:: Exercise objective ::
Make an exact copy of the listing below.

[Dataset items]

....

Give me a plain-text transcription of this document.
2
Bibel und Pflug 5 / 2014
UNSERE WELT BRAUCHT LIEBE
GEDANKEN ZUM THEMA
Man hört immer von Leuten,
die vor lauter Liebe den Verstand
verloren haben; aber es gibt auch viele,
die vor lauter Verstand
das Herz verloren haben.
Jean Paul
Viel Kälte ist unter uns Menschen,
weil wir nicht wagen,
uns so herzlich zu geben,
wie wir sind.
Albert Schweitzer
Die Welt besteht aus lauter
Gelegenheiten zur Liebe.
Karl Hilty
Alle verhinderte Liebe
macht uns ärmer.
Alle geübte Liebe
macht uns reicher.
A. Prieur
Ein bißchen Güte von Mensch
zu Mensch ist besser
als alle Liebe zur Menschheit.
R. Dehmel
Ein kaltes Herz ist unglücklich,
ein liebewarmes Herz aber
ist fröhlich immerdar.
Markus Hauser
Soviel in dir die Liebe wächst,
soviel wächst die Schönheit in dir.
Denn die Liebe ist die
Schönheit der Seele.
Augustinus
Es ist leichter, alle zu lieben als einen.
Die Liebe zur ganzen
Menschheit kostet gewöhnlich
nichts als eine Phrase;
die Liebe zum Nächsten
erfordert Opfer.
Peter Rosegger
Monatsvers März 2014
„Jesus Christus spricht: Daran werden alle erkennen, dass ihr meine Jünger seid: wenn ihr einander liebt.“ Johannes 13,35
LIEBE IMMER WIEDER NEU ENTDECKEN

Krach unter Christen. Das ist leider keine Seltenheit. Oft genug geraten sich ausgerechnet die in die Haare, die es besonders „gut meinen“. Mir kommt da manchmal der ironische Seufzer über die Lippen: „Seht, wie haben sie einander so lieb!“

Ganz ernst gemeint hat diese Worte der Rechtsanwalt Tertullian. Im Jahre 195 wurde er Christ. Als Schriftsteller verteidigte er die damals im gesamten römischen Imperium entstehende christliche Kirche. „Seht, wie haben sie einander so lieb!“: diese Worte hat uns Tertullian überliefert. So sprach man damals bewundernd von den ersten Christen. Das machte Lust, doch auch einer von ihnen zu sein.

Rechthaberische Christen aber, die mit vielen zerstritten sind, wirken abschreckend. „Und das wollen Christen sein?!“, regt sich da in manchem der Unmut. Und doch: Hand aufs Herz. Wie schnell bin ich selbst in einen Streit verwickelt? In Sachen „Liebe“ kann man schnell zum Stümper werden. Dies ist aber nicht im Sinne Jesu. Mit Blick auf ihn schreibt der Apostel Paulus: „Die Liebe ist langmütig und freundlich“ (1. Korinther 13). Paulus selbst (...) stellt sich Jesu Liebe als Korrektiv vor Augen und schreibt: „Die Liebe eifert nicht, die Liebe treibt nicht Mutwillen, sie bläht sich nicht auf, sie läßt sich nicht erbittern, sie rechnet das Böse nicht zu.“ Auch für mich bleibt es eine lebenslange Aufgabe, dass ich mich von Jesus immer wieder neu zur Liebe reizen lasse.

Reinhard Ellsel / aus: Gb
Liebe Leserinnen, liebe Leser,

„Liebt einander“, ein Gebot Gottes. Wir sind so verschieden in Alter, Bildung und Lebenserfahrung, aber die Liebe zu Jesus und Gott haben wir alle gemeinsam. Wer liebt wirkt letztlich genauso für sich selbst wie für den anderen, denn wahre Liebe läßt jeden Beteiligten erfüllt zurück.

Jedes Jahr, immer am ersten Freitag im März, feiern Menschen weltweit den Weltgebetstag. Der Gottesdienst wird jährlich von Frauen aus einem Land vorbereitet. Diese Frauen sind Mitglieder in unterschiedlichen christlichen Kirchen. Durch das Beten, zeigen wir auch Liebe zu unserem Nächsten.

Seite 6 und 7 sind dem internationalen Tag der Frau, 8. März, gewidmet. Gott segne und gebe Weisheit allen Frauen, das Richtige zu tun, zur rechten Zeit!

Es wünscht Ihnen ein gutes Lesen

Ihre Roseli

....

:: Complete response ::
Give me a plain-text transcription of this document.
2
Bibel und Pflug 5 / 2014
UNSERE WELT BRAUCHT LIEBE
GEDANKEN ZUM THEMA
Man hört immer von Leuten,
die vor lauter Liebe den Verstand
verloren haben; aber es gibt auch viele,
die vor lauter Verstand
das Herz verloren haben.
Jean Paul
Viel Kälte ist unter uns Menschen,
weil wir nicht wagen,
uns so herzlich zu geben,
wie wir sind.
Albert Schweitzer
Die Welt besteht aus lauter
Gelegenheiten zur Liebe.
Karl Hilty
Alle verhinderte Liebe
macht uns ärmer.
Alle geübte Liebe
macht uns reicher.
A. Prieur
Ein bißchen Güte von Mensch
zu Mensch ist besser
als alle Liebe zur Menschheit.
R. Dehmel
Ein kaltes Herz ist unglücklich,
ein liebewarmes Herz aber
ist fröhlich immerdar.
Markus Hauser
Soviel in dir die Liebe wächst,
soviel wächst die Schönheit in dir.
Denn die Liebe ist die
Schönheit der Seele.
Augustinus
Es ist leichter, alle zu lieben als einen.
Die Liebe zur ganzen
Menschheit kostet gewöhnlich
nichts als eine Phrase;
die Liebe zum Nächsten
erfordert Opfer.
Peter Rosegger
Monatsvers März 2014
„Jesus Christus spricht: Daran werden alle erkennen, dass ihr meine Jünger seid: wenn ihr einander liebt.“ Johannes 13,35
LIEBE IMMER WIEDER NEU ENTDECKEN

Krach unter Christen. Das ist leider keine Seltenheit. Oft genug geraten sich ausgerechnet die in die Haare, die es besonders „gut meinen“. Mir kommt da manchmal der ironische Seufzer über die Lippen: „Seht, wie haben sie einander so lieb!“

Ganz ernst gemeint hat diese Worte der Rechtsanwalt Tertullian. Im Jahre 195 wurde er Christ. Als Schriftsteller verteidigte er die damals im gesamten römischen Imperium entstehende christliche Kirche. „Seht, wie haben sie einander so lieb!“: diese Worte hat uns Tertullian überliefert. So sprach man damals bewundernd von den ersten Christen. Das machte Lust, doch auch einer von ihnen zu sein.

Rechthaberische Christen aber, die mit vielen zerstritten sind, wirken abschreckend. „Und das wollen Christen sein?!“, regt sich da in manchem der Unmut. Und doch: Hand aufs Herz. Wie schnell bin ich selbst in einen Streit verwickelt? In Sachen „Liebe“ kann man schnell zum Stümper werden. Dies ist aber nicht im Sinne Jesu. Mit Blick auf ihn schreibt der Apostel Paulus: „Die Liebe ist langmütig und freundlich“ (1. Korinther 13). Paulus selbst (...) stellt sich Jesu Liebe als Korrektiv vor Augen und schreibt: „Die Liebe eifert nicht, die Liebe treibt nicht Mutwillen, sie bläht sich nicht auf, sie läßt sich nicht erbittern, sie rechnet das Böse nicht zu.“ Auch für mich bleibt es eine lebenslange Aufgabe, dass ich mich von Jesus immer wieder neu zur Liebe reizen lasse.

Reinhard Ellsel / aus: Gb
Liebe Leserinnen, liebe Leser,

„Liebt einander“, ein Gebot Gottes. Wir sind so verschieden in Alter, Bildung und Lebenserfahrung, aber die Liebe zu Jesus und Gott haben wir alle gemeinsam. Wer liebt wirkt letztlich genauso für sich selbst wie für den anderen, denn wahre Liebe läßt jeden Beteiligten erfüllt zurück.

Jedes Jahr, immer am ersten Freitag im März, feiern Menschen weltweit den Weltgebetstag. Der Gottesdienst wird jährlich von Frauen aus einem Land vorbereitet. Diese Frauen sind Mitglieder in unterschiedlichen christlichen Kirchen. Durch das Beten, zeigen wir auch Liebe zu unserem Nächsten.

Seite 6 und 7 sind dem internationalen Tag der Frau, 8. März, gewidmet. Gott segne und gebe Weisheit allen Frauen, das Richtige zu tun, zur rechten Zeit!

Es wünscht Ihnen ein gutes Lesen

Ihre Roseli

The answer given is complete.